**WHAT THE TASK REQUIRES**
Read through the data and count the lines that contain the string "title"; give only the result.

****************************************

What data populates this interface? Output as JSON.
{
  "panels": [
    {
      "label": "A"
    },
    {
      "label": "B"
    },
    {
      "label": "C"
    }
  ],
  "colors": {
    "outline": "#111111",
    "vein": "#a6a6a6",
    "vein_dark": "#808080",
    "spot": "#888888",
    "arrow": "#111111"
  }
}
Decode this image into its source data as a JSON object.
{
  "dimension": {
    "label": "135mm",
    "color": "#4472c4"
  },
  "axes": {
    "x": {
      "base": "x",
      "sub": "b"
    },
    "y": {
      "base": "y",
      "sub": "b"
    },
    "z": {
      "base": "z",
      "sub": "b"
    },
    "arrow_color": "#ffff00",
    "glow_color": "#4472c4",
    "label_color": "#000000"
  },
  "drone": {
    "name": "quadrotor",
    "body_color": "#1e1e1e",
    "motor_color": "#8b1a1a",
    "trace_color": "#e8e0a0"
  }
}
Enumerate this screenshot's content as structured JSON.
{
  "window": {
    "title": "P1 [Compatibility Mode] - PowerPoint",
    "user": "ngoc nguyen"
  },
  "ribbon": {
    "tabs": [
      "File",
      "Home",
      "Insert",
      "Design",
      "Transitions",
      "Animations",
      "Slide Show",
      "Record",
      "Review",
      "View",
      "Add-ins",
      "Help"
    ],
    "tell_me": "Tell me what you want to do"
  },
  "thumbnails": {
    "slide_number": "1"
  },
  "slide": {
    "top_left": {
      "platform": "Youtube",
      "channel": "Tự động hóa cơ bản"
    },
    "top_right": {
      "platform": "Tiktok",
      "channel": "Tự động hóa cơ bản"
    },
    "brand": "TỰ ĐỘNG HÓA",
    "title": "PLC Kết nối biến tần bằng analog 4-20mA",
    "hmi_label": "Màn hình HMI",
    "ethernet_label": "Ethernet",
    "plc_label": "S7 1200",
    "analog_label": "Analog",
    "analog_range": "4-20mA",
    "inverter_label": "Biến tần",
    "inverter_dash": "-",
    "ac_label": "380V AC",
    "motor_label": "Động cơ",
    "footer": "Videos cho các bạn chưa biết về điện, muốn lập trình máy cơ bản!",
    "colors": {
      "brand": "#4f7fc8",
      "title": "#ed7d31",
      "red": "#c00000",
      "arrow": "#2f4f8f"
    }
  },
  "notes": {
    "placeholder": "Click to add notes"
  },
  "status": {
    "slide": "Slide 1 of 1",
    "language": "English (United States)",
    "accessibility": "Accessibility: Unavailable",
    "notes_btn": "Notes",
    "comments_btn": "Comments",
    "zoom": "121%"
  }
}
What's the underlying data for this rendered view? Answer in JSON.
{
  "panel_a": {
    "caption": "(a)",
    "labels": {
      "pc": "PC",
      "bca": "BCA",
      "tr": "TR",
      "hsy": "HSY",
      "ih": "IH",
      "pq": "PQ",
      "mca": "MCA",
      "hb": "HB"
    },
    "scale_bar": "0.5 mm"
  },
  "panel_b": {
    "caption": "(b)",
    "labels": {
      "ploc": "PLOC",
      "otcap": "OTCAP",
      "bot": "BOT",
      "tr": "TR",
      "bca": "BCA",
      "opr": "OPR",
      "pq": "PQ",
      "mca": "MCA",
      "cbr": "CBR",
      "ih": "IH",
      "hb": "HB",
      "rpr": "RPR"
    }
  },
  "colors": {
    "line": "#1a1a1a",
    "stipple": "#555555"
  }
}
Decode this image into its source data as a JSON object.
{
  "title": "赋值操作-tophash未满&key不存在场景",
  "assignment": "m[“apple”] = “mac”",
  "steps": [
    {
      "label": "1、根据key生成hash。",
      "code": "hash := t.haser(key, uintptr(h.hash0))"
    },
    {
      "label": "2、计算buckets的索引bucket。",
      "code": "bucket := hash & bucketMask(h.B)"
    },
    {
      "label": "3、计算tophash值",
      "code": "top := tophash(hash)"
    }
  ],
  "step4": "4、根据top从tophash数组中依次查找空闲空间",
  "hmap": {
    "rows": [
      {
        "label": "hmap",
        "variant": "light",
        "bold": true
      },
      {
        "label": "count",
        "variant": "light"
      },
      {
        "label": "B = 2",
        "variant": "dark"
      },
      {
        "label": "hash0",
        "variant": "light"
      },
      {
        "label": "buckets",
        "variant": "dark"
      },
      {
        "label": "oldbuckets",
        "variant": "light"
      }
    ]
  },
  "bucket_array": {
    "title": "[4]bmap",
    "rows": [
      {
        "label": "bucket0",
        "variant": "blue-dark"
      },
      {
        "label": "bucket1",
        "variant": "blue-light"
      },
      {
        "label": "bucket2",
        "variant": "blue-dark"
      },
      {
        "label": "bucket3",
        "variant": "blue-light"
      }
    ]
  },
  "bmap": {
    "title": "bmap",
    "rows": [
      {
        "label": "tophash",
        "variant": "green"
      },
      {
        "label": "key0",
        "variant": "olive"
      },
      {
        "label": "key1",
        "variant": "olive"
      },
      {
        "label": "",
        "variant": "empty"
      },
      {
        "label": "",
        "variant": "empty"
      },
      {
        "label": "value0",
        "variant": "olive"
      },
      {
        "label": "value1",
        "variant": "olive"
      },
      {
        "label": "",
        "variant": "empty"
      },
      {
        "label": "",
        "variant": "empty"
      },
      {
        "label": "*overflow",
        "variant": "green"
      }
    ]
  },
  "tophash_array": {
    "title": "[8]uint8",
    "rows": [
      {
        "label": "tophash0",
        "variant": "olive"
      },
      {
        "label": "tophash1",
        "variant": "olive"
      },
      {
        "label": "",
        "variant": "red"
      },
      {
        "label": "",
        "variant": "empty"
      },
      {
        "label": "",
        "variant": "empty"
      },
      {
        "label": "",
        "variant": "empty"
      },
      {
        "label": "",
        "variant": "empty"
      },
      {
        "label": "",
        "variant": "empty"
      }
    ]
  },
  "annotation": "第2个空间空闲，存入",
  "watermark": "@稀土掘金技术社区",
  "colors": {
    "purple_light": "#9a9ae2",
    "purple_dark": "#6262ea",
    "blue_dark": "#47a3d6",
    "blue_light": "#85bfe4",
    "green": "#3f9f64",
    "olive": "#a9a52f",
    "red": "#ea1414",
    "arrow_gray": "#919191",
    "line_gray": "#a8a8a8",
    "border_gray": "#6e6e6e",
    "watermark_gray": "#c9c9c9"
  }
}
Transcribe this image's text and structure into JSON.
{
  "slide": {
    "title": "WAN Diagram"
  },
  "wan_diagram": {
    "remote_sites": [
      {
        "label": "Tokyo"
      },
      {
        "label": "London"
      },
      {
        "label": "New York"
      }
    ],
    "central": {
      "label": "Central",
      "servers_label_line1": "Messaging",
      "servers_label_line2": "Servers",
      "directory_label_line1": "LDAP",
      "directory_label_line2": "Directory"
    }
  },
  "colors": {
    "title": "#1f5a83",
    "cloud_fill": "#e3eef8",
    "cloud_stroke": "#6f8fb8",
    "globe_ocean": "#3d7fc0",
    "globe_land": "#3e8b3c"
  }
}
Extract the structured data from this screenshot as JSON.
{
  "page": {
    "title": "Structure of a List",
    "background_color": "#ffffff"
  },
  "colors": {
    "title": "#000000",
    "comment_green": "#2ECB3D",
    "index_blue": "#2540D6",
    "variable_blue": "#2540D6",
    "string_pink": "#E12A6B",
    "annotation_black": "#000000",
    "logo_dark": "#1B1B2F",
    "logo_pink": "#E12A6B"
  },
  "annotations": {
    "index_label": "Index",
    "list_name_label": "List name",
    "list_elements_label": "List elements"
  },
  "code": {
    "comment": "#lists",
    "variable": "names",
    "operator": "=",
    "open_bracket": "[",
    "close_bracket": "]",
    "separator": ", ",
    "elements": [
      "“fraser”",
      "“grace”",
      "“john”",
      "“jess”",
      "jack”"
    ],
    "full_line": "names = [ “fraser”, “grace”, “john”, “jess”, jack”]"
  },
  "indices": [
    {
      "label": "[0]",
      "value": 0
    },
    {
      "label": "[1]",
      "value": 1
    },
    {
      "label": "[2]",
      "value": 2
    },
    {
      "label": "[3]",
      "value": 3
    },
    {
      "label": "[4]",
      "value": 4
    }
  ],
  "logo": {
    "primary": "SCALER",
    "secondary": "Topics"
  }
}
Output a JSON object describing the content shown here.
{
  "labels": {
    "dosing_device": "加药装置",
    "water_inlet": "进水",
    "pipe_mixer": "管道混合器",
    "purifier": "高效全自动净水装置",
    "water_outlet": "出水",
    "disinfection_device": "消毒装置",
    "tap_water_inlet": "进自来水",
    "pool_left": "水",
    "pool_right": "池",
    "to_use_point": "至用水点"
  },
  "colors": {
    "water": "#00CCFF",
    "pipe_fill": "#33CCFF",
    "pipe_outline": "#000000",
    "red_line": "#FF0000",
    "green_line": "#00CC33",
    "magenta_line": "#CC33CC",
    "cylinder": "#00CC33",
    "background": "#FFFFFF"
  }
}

****************************************

**RESPONSE TO THIS TASK**
11